[Data records]
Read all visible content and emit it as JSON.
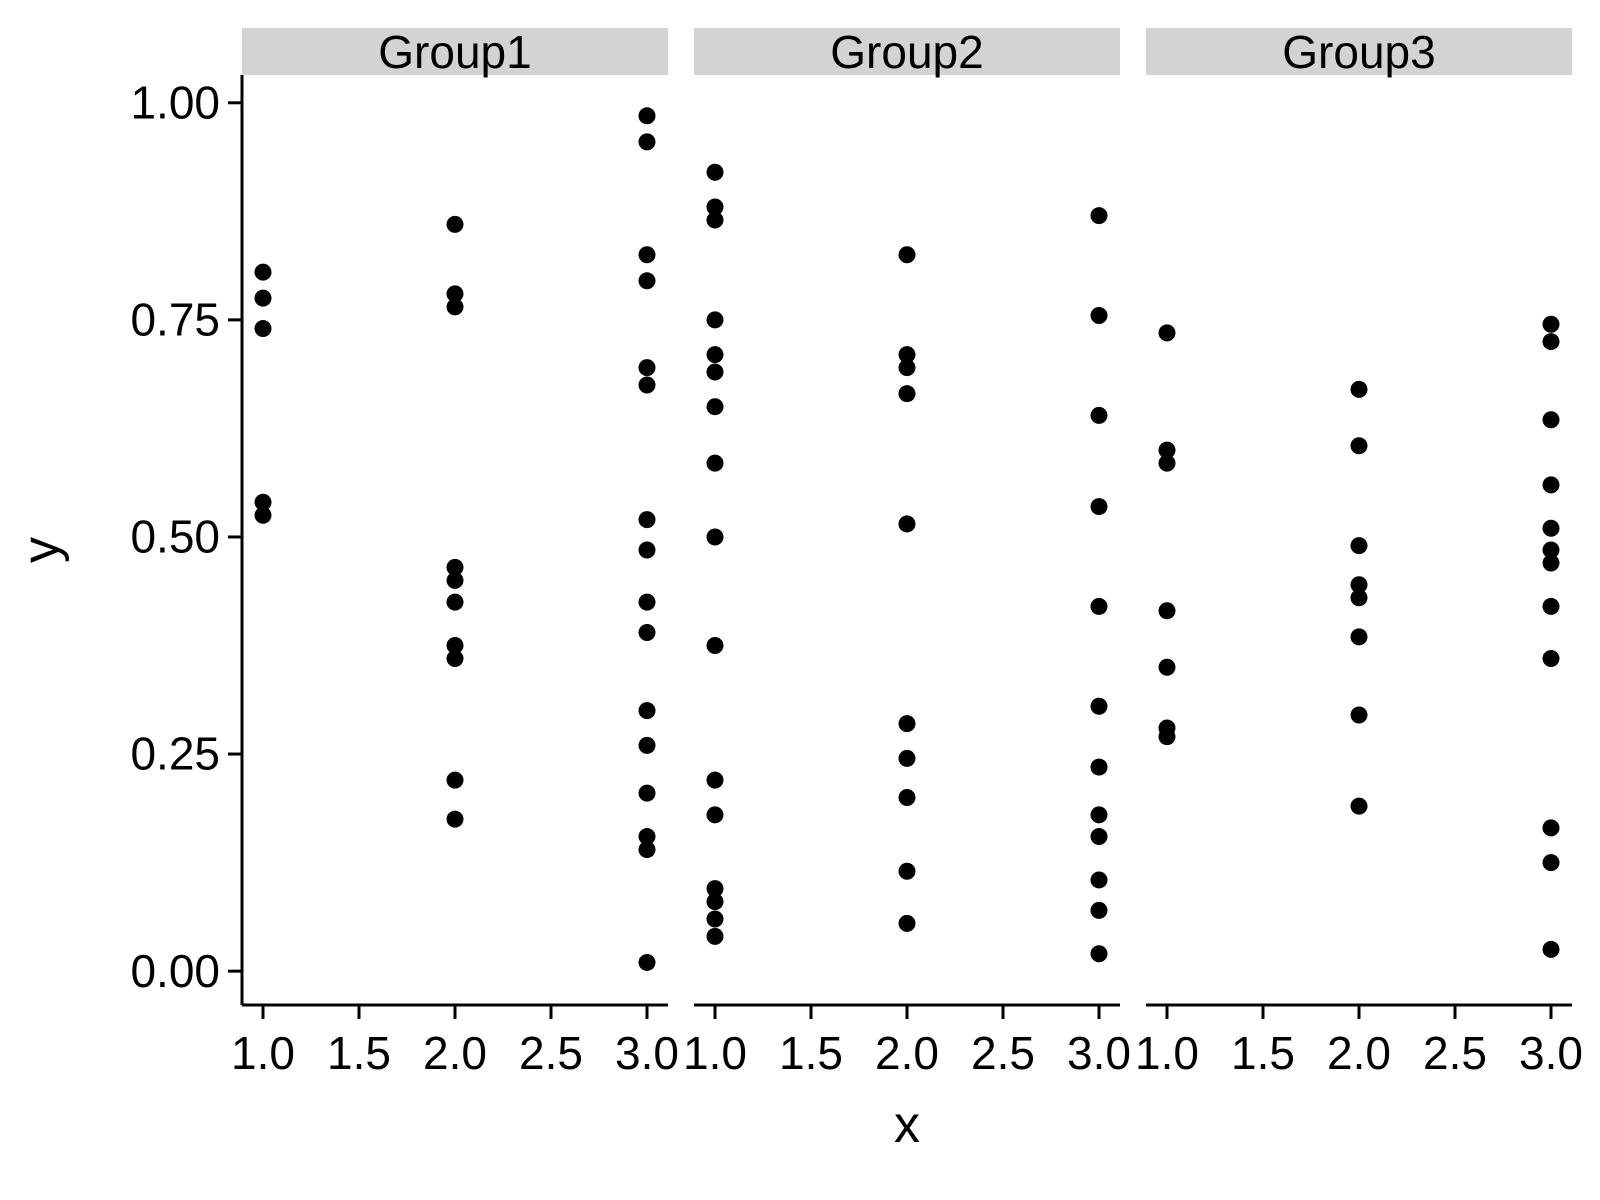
{
  "chart_data": {
    "type": "scatter",
    "title": "",
    "xlabel": "x",
    "ylabel": "y",
    "point_color": "#000000",
    "strip_fill": "#d3d3d3",
    "axis_color": "#000000",
    "grid": false,
    "legend": "none",
    "xlim": [
      0.89,
      3.1
    ],
    "ylim": [
      -0.039,
      1.032
    ],
    "x_ticks": [
      {
        "value": 1.0,
        "label": "1.0"
      },
      {
        "value": 1.5,
        "label": "1.5"
      },
      {
        "value": 2.0,
        "label": "2.0"
      },
      {
        "value": 2.5,
        "label": "2.5"
      },
      {
        "value": 3.0,
        "label": "3.0"
      }
    ],
    "y_ticks": [
      {
        "value": 0.0,
        "label": "0.00"
      },
      {
        "value": 0.25,
        "label": "0.25"
      },
      {
        "value": 0.5,
        "label": "0.50"
      },
      {
        "value": 0.75,
        "label": "0.75"
      },
      {
        "value": 1.0,
        "label": "1.00"
      }
    ],
    "facets": [
      {
        "label": "Group1",
        "points": [
          [
            1,
            0.805
          ],
          [
            1,
            0.775
          ],
          [
            1,
            0.74
          ],
          [
            1,
            0.54
          ],
          [
            1,
            0.525
          ],
          [
            2,
            0.86
          ],
          [
            2,
            0.78
          ],
          [
            2,
            0.765
          ],
          [
            2,
            0.465
          ],
          [
            2,
            0.45
          ],
          [
            2,
            0.425
          ],
          [
            2,
            0.375
          ],
          [
            2,
            0.36
          ],
          [
            2,
            0.22
          ],
          [
            2,
            0.175
          ],
          [
            3,
            0.985
          ],
          [
            3,
            0.955
          ],
          [
            3,
            0.825
          ],
          [
            3,
            0.795
          ],
          [
            3,
            0.695
          ],
          [
            3,
            0.675
          ],
          [
            3,
            0.52
          ],
          [
            3,
            0.485
          ],
          [
            3,
            0.425
          ],
          [
            3,
            0.39
          ],
          [
            3,
            0.3
          ],
          [
            3,
            0.26
          ],
          [
            3,
            0.205
          ],
          [
            3,
            0.155
          ],
          [
            3,
            0.14
          ],
          [
            3,
            0.01
          ]
        ]
      },
      {
        "label": "Group2",
        "points": [
          [
            1,
            0.92
          ],
          [
            1,
            0.88
          ],
          [
            1,
            0.865
          ],
          [
            1,
            0.75
          ],
          [
            1,
            0.71
          ],
          [
            1,
            0.69
          ],
          [
            1,
            0.65
          ],
          [
            1,
            0.585
          ],
          [
            1,
            0.5
          ],
          [
            1,
            0.375
          ],
          [
            1,
            0.22
          ],
          [
            1,
            0.18
          ],
          [
            1,
            0.095
          ],
          [
            1,
            0.08
          ],
          [
            1,
            0.06
          ],
          [
            1,
            0.04
          ],
          [
            2,
            0.825
          ],
          [
            2,
            0.71
          ],
          [
            2,
            0.695
          ],
          [
            2,
            0.665
          ],
          [
            2,
            0.515
          ],
          [
            2,
            0.285
          ],
          [
            2,
            0.245
          ],
          [
            2,
            0.2
          ],
          [
            2,
            0.115
          ],
          [
            2,
            0.055
          ],
          [
            3,
            0.87
          ],
          [
            3,
            0.755
          ],
          [
            3,
            0.64
          ],
          [
            3,
            0.535
          ],
          [
            3,
            0.42
          ],
          [
            3,
            0.305
          ],
          [
            3,
            0.235
          ],
          [
            3,
            0.18
          ],
          [
            3,
            0.155
          ],
          [
            3,
            0.105
          ],
          [
            3,
            0.07
          ],
          [
            3,
            0.02
          ]
        ]
      },
      {
        "label": "Group3",
        "points": [
          [
            1,
            0.735
          ],
          [
            1,
            0.6
          ],
          [
            1,
            0.585
          ],
          [
            1,
            0.415
          ],
          [
            1,
            0.35
          ],
          [
            1,
            0.28
          ],
          [
            1,
            0.27
          ],
          [
            2,
            0.67
          ],
          [
            2,
            0.605
          ],
          [
            2,
            0.49
          ],
          [
            2,
            0.445
          ],
          [
            2,
            0.43
          ],
          [
            2,
            0.385
          ],
          [
            2,
            0.295
          ],
          [
            2,
            0.19
          ],
          [
            3,
            0.745
          ],
          [
            3,
            0.725
          ],
          [
            3,
            0.635
          ],
          [
            3,
            0.56
          ],
          [
            3,
            0.51
          ],
          [
            3,
            0.485
          ],
          [
            3,
            0.47
          ],
          [
            3,
            0.42
          ],
          [
            3,
            0.36
          ],
          [
            3,
            0.165
          ],
          [
            3,
            0.125
          ],
          [
            3,
            0.025
          ]
        ]
      }
    ]
  }
}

Exercise task:
Copy out each line exactly, without the pictures.

Full output:
Read all visible content and emit it as JSON.
{
  "chart_data": {
    "type": "scatter",
    "title": "",
    "xlabel": "x",
    "ylabel": "y",
    "point_color": "#000000",
    "strip_fill": "#d3d3d3",
    "axis_color": "#000000",
    "grid": false,
    "legend": "none",
    "xlim": [
      0.89,
      3.1
    ],
    "ylim": [
      -0.039,
      1.032
    ],
    "x_ticks": [
      {
        "value": 1.0,
        "label": "1.0"
      },
      {
        "value": 1.5,
        "label": "1.5"
      },
      {
        "value": 2.0,
        "label": "2.0"
      },
      {
        "value": 2.5,
        "label": "2.5"
      },
      {
        "value": 3.0,
        "label": "3.0"
      }
    ],
    "y_ticks": [
      {
        "value": 0.0,
        "label": "0.00"
      },
      {
        "value": 0.25,
        "label": "0.25"
      },
      {
        "value": 0.5,
        "label": "0.50"
      },
      {
        "value": 0.75,
        "label": "0.75"
      },
      {
        "value": 1.0,
        "label": "1.00"
      }
    ],
    "facets": [
      {
        "label": "Group1",
        "points": [
          [
            1,
            0.805
          ],
          [
            1,
            0.775
          ],
          [
            1,
            0.74
          ],
          [
            1,
            0.54
          ],
          [
            1,
            0.525
          ],
          [
            2,
            0.86
          ],
          [
            2,
            0.78
          ],
          [
            2,
            0.765
          ],
          [
            2,
            0.465
          ],
          [
            2,
            0.45
          ],
          [
            2,
            0.425
          ],
          [
            2,
            0.375
          ],
          [
            2,
            0.36
          ],
          [
            2,
            0.22
          ],
          [
            2,
            0.175
          ],
          [
            3,
            0.985
          ],
          [
            3,
            0.955
          ],
          [
            3,
            0.825
          ],
          [
            3,
            0.795
          ],
          [
            3,
            0.695
          ],
          [
            3,
            0.675
          ],
          [
            3,
            0.52
          ],
          [
            3,
            0.485
          ],
          [
            3,
            0.425
          ],
          [
            3,
            0.39
          ],
          [
            3,
            0.3
          ],
          [
            3,
            0.26
          ],
          [
            3,
            0.205
          ],
          [
            3,
            0.155
          ],
          [
            3,
            0.14
          ],
          [
            3,
            0.01
          ]
        ]
      },
      {
        "label": "Group2",
        "points": [
          [
            1,
            0.92
          ],
          [
            1,
            0.88
          ],
          [
            1,
            0.865
          ],
          [
            1,
            0.75
          ],
          [
            1,
            0.71
          ],
          [
            1,
            0.69
          ],
          [
            1,
            0.65
          ],
          [
            1,
            0.585
          ],
          [
            1,
            0.5
          ],
          [
            1,
            0.375
          ],
          [
            1,
            0.22
          ],
          [
            1,
            0.18
          ],
          [
            1,
            0.095
          ],
          [
            1,
            0.08
          ],
          [
            1,
            0.06
          ],
          [
            1,
            0.04
          ],
          [
            2,
            0.825
          ],
          [
            2,
            0.71
          ],
          [
            2,
            0.695
          ],
          [
            2,
            0.665
          ],
          [
            2,
            0.515
          ],
          [
            2,
            0.285
          ],
          [
            2,
            0.245
          ],
          [
            2,
            0.2
          ],
          [
            2,
            0.115
          ],
          [
            2,
            0.055
          ],
          [
            3,
            0.87
          ],
          [
            3,
            0.755
          ],
          [
            3,
            0.64
          ],
          [
            3,
            0.535
          ],
          [
            3,
            0.42
          ],
          [
            3,
            0.305
          ],
          [
            3,
            0.235
          ],
          [
            3,
            0.18
          ],
          [
            3,
            0.155
          ],
          [
            3,
            0.105
          ],
          [
            3,
            0.07
          ],
          [
            3,
            0.02
          ]
        ]
      },
      {
        "label": "Group3",
        "points": [
          [
            1,
            0.735
          ],
          [
            1,
            0.6
          ],
          [
            1,
            0.585
          ],
          [
            1,
            0.415
          ],
          [
            1,
            0.35
          ],
          [
            1,
            0.28
          ],
          [
            1,
            0.27
          ],
          [
            2,
            0.67
          ],
          [
            2,
            0.605
          ],
          [
            2,
            0.49
          ],
          [
            2,
            0.445
          ],
          [
            2,
            0.43
          ],
          [
            2,
            0.385
          ],
          [
            2,
            0.295
          ],
          [
            2,
            0.19
          ],
          [
            3,
            0.745
          ],
          [
            3,
            0.725
          ],
          [
            3,
            0.635
          ],
          [
            3,
            0.56
          ],
          [
            3,
            0.51
          ],
          [
            3,
            0.485
          ],
          [
            3,
            0.47
          ],
          [
            3,
            0.42
          ],
          [
            3,
            0.36
          ],
          [
            3,
            0.165
          ],
          [
            3,
            0.125
          ],
          [
            3,
            0.025
          ]
        ]
      }
    ]
  }
}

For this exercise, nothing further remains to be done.